-- DESCRIPTION OF THE TASK --
Without the pictures, return each record as it appears.

——

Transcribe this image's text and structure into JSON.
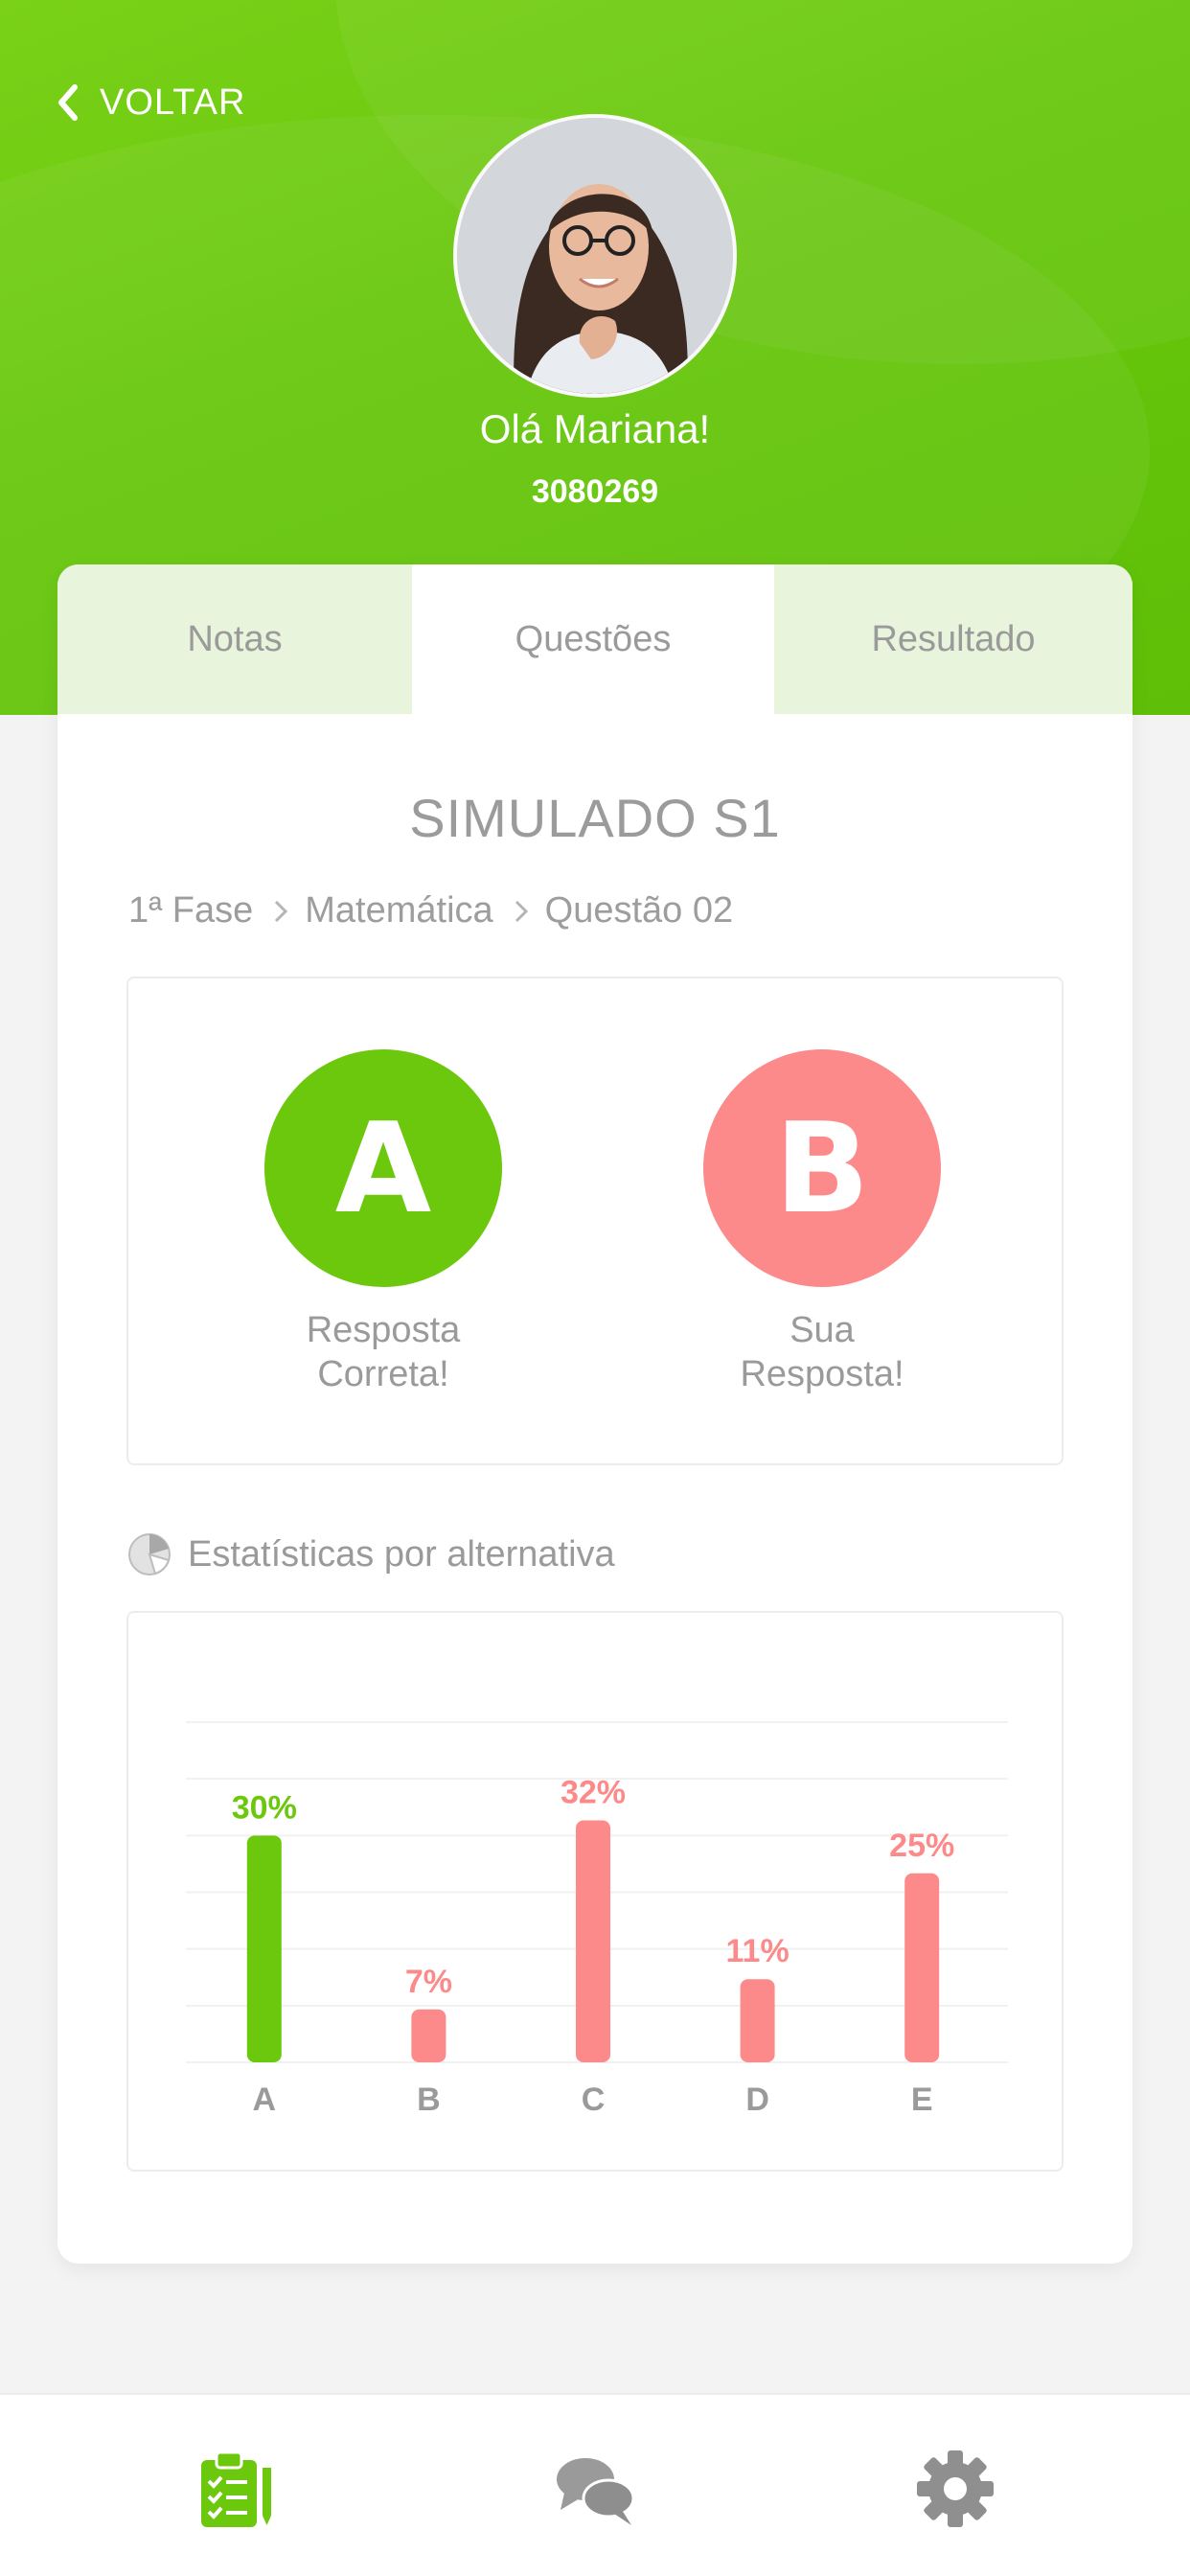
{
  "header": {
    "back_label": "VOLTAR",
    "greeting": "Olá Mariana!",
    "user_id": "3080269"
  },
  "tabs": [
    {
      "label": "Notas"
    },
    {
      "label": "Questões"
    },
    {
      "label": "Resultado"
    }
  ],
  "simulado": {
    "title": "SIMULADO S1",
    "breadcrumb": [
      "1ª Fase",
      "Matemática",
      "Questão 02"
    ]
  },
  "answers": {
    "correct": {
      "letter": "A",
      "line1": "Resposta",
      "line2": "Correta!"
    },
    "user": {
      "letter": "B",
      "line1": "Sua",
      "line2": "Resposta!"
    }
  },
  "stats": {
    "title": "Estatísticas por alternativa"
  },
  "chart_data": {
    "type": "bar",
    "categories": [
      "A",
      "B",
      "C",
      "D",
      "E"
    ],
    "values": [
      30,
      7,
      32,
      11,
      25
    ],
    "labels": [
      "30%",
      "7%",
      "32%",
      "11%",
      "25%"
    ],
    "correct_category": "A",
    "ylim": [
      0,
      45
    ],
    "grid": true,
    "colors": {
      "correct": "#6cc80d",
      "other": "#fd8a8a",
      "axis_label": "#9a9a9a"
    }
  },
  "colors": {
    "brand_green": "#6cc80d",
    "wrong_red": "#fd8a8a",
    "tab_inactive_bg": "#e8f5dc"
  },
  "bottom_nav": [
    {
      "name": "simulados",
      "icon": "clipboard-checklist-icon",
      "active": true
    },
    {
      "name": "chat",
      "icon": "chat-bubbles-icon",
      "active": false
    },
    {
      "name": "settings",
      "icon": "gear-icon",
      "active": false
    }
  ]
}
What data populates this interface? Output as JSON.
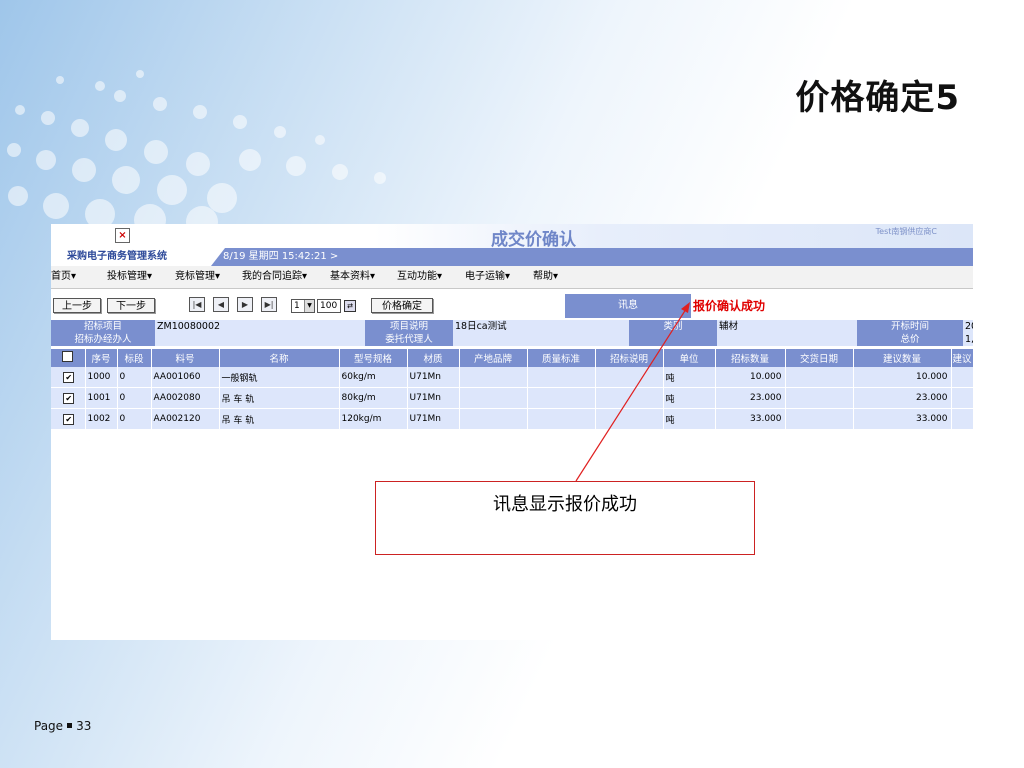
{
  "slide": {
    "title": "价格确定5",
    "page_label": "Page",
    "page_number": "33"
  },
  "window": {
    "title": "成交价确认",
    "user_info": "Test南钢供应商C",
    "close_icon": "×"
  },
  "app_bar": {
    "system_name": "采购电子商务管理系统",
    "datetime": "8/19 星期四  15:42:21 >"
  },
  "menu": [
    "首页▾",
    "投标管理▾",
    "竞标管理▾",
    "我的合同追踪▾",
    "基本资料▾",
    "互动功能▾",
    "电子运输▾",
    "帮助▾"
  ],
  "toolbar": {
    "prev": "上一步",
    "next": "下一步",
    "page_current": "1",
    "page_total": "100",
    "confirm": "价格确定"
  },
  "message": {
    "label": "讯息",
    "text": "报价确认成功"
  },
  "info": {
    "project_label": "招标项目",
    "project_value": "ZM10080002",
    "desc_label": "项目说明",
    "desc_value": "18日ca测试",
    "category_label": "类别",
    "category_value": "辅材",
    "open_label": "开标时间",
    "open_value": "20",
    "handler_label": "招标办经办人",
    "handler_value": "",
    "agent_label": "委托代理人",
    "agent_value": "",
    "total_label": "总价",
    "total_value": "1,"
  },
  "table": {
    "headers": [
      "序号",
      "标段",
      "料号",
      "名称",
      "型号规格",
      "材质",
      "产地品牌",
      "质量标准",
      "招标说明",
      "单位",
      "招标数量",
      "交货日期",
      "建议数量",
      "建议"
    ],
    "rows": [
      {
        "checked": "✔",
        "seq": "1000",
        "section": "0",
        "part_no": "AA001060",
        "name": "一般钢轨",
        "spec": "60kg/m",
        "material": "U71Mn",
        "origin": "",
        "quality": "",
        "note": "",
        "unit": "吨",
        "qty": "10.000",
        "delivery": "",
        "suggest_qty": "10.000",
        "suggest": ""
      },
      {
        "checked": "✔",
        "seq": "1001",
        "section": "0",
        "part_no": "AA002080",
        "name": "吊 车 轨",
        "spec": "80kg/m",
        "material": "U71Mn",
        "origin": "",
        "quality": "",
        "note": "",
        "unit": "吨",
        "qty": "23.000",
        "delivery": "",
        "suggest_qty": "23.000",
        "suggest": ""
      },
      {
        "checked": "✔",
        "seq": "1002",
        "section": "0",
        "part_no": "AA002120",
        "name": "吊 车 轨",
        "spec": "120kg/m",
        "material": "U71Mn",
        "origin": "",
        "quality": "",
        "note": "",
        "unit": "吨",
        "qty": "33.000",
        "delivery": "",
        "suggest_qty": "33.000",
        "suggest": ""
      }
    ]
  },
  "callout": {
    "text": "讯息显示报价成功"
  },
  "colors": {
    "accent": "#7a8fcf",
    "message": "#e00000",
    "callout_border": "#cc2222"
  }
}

——

-- EXERCISE ANSWER --
Transcribe this image's text and structure into JSON.
{
  "header": {
    "back_label": "VOLTAR",
    "greeting": "Olá Mariana!",
    "user_id": "3080269"
  },
  "tabs": [
    {
      "label": "Notas"
    },
    {
      "label": "Questões"
    },
    {
      "label": "Resultado"
    }
  ],
  "simulado": {
    "title": "SIMULADO S1",
    "breadcrumb": [
      "1ª Fase",
      "Matemática",
      "Questão 02"
    ]
  },
  "answers": {
    "correct": {
      "letter": "A",
      "line1": "Resposta",
      "line2": "Correta!"
    },
    "user": {
      "letter": "B",
      "line1": "Sua",
      "line2": "Resposta!"
    }
  },
  "stats": {
    "title": "Estatísticas por alternativa"
  },
  "chart_data": {
    "type": "bar",
    "categories": [
      "A",
      "B",
      "C",
      "D",
      "E"
    ],
    "values": [
      30,
      7,
      32,
      11,
      25
    ],
    "labels": [
      "30%",
      "7%",
      "32%",
      "11%",
      "25%"
    ],
    "correct_category": "A",
    "ylim": [
      0,
      45
    ],
    "grid": true,
    "colors": {
      "correct": "#6cc80d",
      "other": "#fd8a8a",
      "axis_label": "#9a9a9a"
    }
  },
  "colors": {
    "brand_green": "#6cc80d",
    "wrong_red": "#fd8a8a",
    "tab_inactive_bg": "#e8f5dc"
  },
  "bottom_nav": [
    {
      "name": "simulados",
      "icon": "clipboard-checklist-icon",
      "active": true
    },
    {
      "name": "chat",
      "icon": "chat-bubbles-icon",
      "active": false
    },
    {
      "name": "settings",
      "icon": "gear-icon",
      "active": false
    }
  ]
}
What data populates this interface? Output as JSON.
{
  "slide": {
    "title": "价格确定5",
    "page_label": "Page",
    "page_number": "33"
  },
  "window": {
    "title": "成交价确认",
    "user_info": "Test南钢供应商C",
    "close_icon": "×"
  },
  "app_bar": {
    "system_name": "采购电子商务管理系统",
    "datetime": "8/19 星期四  15:42:21 >"
  },
  "menu": [
    "首页▾",
    "投标管理▾",
    "竞标管理▾",
    "我的合同追踪▾",
    "基本资料▾",
    "互动功能▾",
    "电子运输▾",
    "帮助▾"
  ],
  "toolbar": {
    "prev": "上一步",
    "next": "下一步",
    "page_current": "1",
    "page_total": "100",
    "confirm": "价格确定"
  },
  "message": {
    "label": "讯息",
    "text": "报价确认成功"
  },
  "info": {
    "project_label": "招标项目",
    "project_value": "ZM10080002",
    "desc_label": "项目说明",
    "desc_value": "18日ca测试",
    "category_label": "类别",
    "category_value": "辅材",
    "open_label": "开标时间",
    "open_value": "20",
    "handler_label": "招标办经办人",
    "handler_value": "",
    "agent_label": "委托代理人",
    "agent_value": "",
    "total_label": "总价",
    "total_value": "1,"
  },
  "table": {
    "headers": [
      "序号",
      "标段",
      "料号",
      "名称",
      "型号规格",
      "材质",
      "产地品牌",
      "质量标准",
      "招标说明",
      "单位",
      "招标数量",
      "交货日期",
      "建议数量",
      "建议"
    ],
    "rows": [
      {
        "checked": "✔",
        "seq": "1000",
        "section": "0",
        "part_no": "AA001060",
        "name": "一般钢轨",
        "spec": "60kg/m",
        "material": "U71Mn",
        "origin": "",
        "quality": "",
        "note": "",
        "unit": "吨",
        "qty": "10.000",
        "delivery": "",
        "suggest_qty": "10.000",
        "suggest": ""
      },
      {
        "checked": "✔",
        "seq": "1001",
        "section": "0",
        "part_no": "AA002080",
        "name": "吊 车 轨",
        "spec": "80kg/m",
        "material": "U71Mn",
        "origin": "",
        "quality": "",
        "note": "",
        "unit": "吨",
        "qty": "23.000",
        "delivery": "",
        "suggest_qty": "23.000",
        "suggest": ""
      },
      {
        "checked": "✔",
        "seq": "1002",
        "section": "0",
        "part_no": "AA002120",
        "name": "吊 车 轨",
        "spec": "120kg/m",
        "material": "U71Mn",
        "origin": "",
        "quality": "",
        "note": "",
        "unit": "吨",
        "qty": "33.000",
        "delivery": "",
        "suggest_qty": "33.000",
        "suggest": ""
      }
    ]
  },
  "callout": {
    "text": "讯息显示报价成功"
  },
  "colors": {
    "accent": "#7a8fcf",
    "message": "#e00000",
    "callout_border": "#cc2222"
  }
}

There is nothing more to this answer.